Stated task:
Filter the records below down to lines containing "microphone".

Supplied information:
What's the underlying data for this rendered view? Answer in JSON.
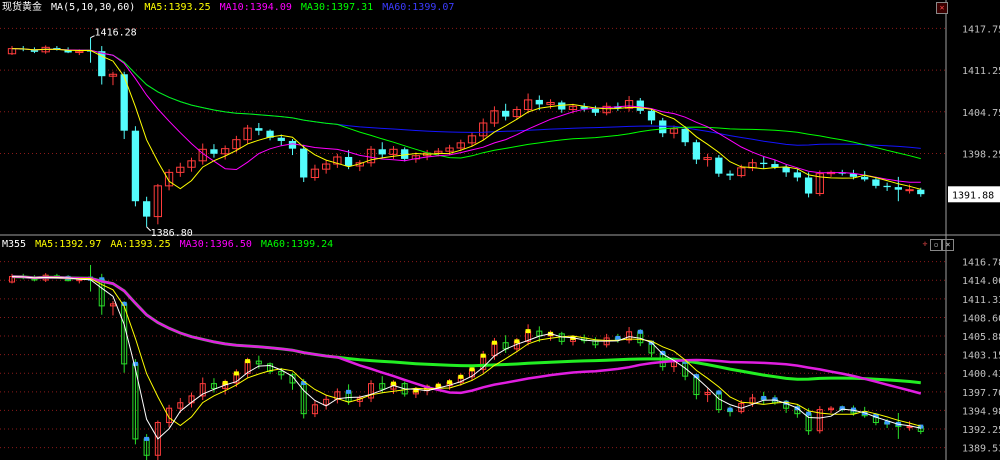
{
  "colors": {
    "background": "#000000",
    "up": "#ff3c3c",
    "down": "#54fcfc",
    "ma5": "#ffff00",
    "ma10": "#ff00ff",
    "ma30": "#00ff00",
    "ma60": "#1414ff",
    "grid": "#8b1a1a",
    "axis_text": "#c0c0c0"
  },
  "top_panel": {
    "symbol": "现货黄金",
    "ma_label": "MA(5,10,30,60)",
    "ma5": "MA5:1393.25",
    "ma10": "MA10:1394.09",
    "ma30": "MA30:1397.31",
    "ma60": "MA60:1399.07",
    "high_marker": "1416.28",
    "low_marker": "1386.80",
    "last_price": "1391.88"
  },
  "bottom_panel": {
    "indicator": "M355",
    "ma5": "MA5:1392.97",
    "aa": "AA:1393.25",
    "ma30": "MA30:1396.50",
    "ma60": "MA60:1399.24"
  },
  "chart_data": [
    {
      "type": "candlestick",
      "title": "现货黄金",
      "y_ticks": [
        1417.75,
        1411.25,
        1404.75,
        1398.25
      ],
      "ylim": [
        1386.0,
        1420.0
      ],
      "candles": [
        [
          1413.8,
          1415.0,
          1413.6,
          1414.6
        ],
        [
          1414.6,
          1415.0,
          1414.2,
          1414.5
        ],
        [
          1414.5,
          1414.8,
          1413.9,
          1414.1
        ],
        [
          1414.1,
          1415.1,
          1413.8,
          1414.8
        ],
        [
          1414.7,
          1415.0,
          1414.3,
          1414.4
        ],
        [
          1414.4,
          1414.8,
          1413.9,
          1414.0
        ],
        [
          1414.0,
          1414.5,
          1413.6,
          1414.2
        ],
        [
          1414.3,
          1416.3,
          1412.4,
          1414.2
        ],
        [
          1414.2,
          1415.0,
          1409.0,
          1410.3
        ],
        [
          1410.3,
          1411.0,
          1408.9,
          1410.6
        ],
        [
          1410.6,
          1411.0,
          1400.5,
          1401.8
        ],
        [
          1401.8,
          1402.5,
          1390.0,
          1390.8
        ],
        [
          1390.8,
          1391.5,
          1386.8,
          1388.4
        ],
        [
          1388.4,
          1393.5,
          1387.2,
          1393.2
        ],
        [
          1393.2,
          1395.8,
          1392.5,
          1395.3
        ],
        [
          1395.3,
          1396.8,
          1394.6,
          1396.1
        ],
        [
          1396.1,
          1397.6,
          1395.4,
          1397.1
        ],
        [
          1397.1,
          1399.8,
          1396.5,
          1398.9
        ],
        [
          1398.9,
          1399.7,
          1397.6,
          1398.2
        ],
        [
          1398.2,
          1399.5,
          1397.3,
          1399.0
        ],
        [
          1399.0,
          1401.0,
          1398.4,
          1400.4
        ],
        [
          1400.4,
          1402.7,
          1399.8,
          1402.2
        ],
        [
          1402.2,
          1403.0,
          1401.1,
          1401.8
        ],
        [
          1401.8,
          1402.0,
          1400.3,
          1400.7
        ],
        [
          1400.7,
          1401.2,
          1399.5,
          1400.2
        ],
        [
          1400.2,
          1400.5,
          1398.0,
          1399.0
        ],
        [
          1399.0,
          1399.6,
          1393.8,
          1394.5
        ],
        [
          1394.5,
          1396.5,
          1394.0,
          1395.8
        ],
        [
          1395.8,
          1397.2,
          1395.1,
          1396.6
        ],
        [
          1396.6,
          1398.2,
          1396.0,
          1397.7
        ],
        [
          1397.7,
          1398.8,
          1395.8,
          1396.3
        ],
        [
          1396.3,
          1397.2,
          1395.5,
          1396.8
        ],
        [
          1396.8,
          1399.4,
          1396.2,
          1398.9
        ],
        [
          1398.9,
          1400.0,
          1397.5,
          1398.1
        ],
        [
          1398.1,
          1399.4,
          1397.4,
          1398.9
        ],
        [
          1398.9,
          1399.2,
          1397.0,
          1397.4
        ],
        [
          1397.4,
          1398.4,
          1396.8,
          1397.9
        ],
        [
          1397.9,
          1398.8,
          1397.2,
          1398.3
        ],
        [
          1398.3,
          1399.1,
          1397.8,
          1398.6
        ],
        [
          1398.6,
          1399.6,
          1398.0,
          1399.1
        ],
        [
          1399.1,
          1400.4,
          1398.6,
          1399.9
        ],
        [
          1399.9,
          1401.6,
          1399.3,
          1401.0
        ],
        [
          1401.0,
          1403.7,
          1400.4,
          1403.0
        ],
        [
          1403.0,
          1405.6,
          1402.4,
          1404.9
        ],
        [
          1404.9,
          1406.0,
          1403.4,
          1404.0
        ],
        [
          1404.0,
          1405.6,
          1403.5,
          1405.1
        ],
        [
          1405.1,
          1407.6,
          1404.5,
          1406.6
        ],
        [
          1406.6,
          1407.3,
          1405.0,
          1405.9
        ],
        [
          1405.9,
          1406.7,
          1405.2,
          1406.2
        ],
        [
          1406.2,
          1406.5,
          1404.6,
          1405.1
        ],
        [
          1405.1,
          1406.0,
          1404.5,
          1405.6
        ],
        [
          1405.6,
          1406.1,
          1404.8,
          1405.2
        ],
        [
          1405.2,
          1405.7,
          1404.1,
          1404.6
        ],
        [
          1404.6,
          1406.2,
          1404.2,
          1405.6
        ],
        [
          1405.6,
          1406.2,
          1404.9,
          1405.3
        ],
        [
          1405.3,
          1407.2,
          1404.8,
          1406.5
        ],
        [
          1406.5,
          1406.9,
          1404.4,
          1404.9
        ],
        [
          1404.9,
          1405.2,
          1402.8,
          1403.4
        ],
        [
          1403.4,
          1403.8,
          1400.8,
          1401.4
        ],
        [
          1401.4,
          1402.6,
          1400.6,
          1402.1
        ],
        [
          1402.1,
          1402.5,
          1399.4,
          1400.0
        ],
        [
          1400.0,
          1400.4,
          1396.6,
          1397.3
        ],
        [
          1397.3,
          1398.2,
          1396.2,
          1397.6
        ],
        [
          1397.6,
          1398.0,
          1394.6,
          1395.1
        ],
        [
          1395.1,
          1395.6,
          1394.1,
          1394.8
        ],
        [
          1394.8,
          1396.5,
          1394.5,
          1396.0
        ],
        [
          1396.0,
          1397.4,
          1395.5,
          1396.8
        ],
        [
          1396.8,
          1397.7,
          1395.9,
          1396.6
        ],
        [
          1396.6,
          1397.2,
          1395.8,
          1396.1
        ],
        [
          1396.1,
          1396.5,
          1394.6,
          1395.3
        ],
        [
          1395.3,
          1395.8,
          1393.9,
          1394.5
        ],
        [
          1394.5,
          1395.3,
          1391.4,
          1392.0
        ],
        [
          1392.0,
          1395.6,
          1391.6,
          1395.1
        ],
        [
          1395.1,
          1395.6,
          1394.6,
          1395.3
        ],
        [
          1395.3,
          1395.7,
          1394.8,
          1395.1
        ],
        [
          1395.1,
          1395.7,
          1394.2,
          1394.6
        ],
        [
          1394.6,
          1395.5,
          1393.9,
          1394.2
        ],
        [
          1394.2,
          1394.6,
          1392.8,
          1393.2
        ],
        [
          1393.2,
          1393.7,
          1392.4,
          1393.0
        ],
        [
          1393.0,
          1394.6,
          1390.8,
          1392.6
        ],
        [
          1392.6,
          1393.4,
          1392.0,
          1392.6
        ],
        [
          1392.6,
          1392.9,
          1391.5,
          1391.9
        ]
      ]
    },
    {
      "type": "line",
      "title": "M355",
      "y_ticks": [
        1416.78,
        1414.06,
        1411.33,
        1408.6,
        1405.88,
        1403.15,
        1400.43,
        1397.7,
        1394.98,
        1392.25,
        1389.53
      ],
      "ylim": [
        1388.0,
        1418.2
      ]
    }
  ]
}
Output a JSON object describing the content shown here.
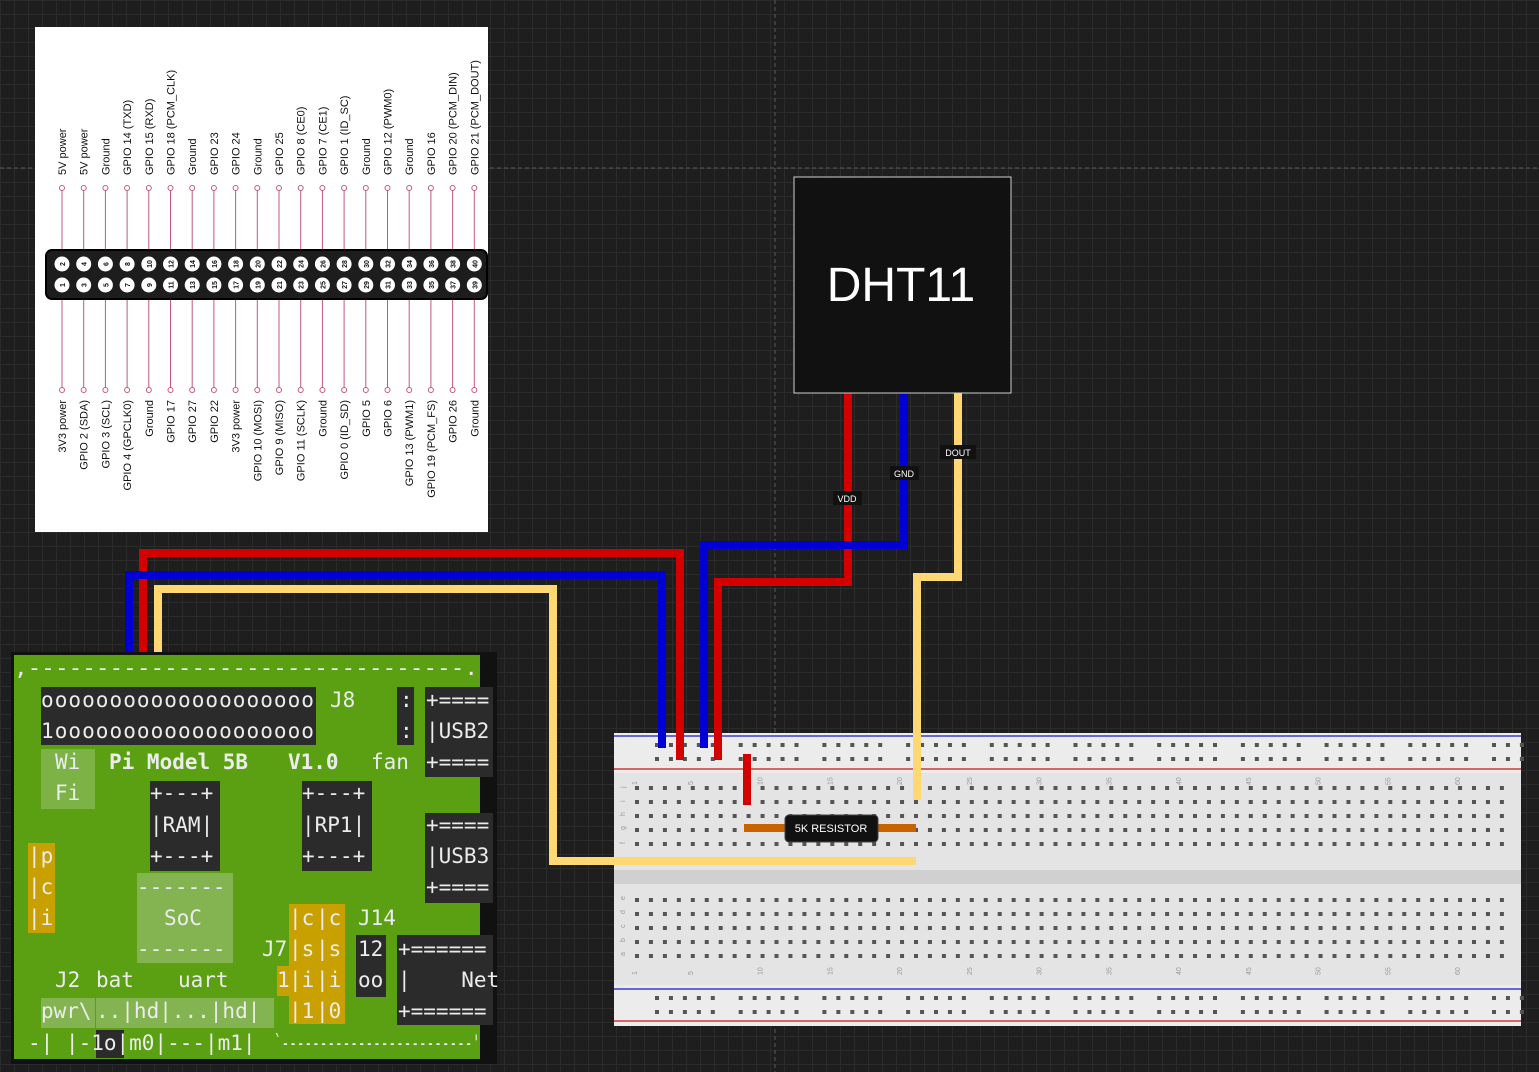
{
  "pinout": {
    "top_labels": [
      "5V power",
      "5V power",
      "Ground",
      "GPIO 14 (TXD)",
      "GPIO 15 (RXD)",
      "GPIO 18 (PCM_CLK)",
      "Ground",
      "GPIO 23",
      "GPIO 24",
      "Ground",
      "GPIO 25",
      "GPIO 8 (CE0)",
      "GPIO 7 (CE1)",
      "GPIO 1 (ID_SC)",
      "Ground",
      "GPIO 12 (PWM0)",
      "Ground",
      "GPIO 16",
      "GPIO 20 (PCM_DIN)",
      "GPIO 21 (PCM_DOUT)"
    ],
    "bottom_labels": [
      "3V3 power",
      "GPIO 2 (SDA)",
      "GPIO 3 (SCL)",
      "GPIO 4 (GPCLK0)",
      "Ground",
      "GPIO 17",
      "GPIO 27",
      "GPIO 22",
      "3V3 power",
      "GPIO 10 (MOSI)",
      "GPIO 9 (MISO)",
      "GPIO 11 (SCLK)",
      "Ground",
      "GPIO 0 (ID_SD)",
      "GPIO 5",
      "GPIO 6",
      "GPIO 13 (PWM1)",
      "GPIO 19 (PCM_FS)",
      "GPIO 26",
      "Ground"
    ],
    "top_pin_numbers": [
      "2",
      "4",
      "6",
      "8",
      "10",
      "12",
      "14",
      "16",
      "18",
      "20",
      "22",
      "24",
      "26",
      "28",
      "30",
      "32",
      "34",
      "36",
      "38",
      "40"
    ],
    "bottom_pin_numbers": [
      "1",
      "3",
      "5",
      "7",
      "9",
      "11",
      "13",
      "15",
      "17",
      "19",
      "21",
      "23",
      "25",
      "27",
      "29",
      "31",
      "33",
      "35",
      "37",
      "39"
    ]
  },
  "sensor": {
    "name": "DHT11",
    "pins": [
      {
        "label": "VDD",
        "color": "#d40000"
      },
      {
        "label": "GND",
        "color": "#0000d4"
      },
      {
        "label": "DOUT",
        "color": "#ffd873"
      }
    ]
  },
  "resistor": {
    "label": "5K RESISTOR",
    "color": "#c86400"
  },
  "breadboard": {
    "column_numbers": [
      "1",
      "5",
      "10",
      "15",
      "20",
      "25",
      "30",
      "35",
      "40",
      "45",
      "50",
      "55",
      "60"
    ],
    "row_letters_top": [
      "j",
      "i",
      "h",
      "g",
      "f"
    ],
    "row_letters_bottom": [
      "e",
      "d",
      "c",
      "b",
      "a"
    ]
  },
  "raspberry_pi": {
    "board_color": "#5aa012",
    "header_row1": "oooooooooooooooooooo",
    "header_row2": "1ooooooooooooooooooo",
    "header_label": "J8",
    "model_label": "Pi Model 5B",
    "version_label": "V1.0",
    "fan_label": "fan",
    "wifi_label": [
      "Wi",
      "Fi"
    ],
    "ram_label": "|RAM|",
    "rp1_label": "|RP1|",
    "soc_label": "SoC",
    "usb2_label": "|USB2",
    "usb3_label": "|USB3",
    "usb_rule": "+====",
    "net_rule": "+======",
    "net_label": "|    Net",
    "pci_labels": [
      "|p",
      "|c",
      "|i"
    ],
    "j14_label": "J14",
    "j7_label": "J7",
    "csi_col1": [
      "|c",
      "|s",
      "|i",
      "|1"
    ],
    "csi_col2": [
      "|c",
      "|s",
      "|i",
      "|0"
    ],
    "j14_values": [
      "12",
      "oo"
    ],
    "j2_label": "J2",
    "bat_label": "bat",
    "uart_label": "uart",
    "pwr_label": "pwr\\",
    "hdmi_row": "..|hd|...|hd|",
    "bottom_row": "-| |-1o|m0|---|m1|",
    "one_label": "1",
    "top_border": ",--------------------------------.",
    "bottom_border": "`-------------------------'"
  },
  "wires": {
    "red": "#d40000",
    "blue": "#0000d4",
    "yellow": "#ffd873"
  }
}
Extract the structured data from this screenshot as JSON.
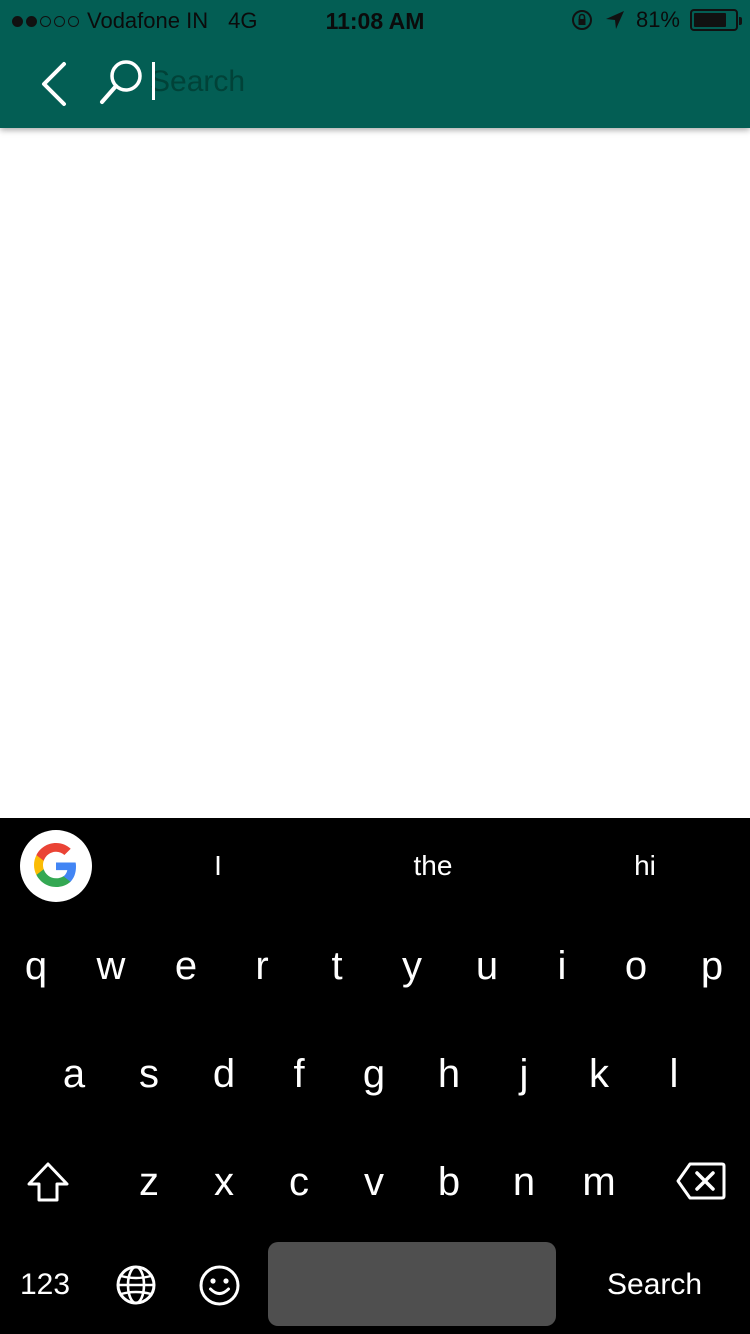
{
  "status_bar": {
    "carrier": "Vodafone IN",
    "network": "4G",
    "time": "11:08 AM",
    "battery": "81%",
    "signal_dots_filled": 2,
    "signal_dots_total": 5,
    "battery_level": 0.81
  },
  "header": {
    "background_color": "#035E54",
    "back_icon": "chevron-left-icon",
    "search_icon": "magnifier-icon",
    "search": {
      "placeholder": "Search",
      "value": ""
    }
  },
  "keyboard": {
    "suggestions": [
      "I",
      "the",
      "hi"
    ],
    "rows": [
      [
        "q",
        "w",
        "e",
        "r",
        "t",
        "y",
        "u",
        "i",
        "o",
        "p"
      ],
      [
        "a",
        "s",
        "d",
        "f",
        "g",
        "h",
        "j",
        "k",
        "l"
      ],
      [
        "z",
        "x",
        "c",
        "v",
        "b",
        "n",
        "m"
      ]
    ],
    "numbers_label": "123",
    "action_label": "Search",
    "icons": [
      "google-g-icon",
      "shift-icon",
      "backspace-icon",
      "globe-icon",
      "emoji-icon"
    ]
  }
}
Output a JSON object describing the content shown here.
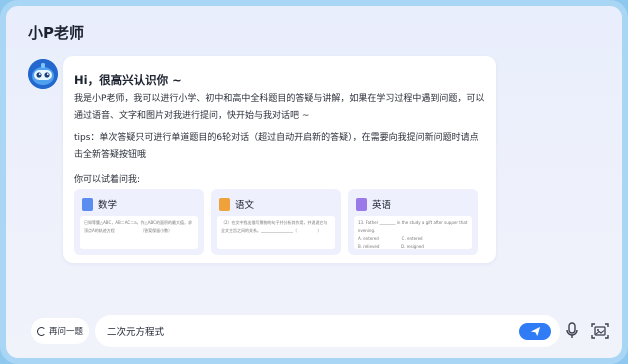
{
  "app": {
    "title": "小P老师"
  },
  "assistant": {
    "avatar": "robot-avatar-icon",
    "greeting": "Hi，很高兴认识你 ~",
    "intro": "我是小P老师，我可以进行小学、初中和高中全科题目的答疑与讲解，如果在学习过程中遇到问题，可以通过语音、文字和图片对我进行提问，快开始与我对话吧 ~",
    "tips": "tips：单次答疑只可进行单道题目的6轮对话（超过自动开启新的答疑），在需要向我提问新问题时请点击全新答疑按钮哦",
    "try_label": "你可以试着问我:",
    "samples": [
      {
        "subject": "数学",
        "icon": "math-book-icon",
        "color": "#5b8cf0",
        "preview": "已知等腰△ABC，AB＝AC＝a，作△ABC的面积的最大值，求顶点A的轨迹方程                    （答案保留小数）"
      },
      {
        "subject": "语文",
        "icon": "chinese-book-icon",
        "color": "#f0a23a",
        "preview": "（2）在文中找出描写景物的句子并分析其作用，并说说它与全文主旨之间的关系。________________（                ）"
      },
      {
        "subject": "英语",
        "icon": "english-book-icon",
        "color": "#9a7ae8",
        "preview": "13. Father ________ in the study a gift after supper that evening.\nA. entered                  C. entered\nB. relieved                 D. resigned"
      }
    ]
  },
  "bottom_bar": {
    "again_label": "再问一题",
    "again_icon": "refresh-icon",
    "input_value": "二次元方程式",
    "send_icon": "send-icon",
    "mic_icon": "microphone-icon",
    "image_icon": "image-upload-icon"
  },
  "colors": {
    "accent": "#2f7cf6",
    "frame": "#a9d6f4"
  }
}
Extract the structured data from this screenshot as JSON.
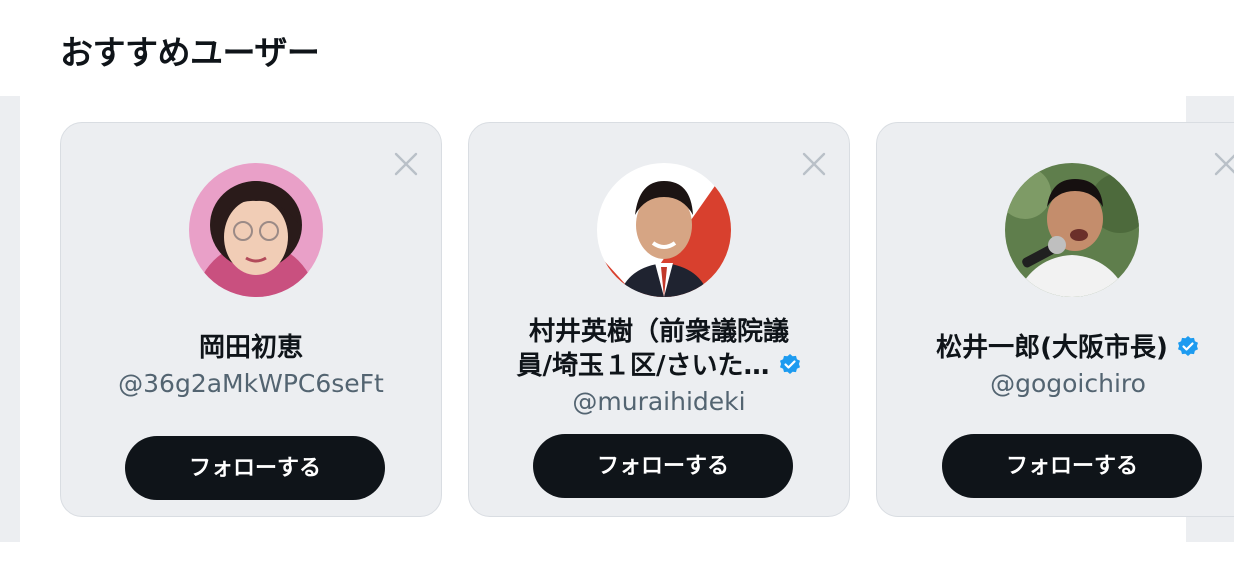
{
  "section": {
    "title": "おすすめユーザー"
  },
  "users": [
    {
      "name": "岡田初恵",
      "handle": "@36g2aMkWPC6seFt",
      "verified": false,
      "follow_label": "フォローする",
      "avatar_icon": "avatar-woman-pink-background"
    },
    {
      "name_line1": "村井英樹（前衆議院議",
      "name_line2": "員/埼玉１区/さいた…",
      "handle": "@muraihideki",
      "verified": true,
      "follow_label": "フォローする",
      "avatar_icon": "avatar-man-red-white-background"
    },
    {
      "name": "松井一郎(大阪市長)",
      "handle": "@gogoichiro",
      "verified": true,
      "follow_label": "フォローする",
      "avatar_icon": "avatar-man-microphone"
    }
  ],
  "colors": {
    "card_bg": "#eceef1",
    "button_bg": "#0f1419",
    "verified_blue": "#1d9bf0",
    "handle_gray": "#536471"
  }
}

Exercise result:
    "mic_icon": "microphone-icon",
      "avatar_icon": "avatar-man-microphone"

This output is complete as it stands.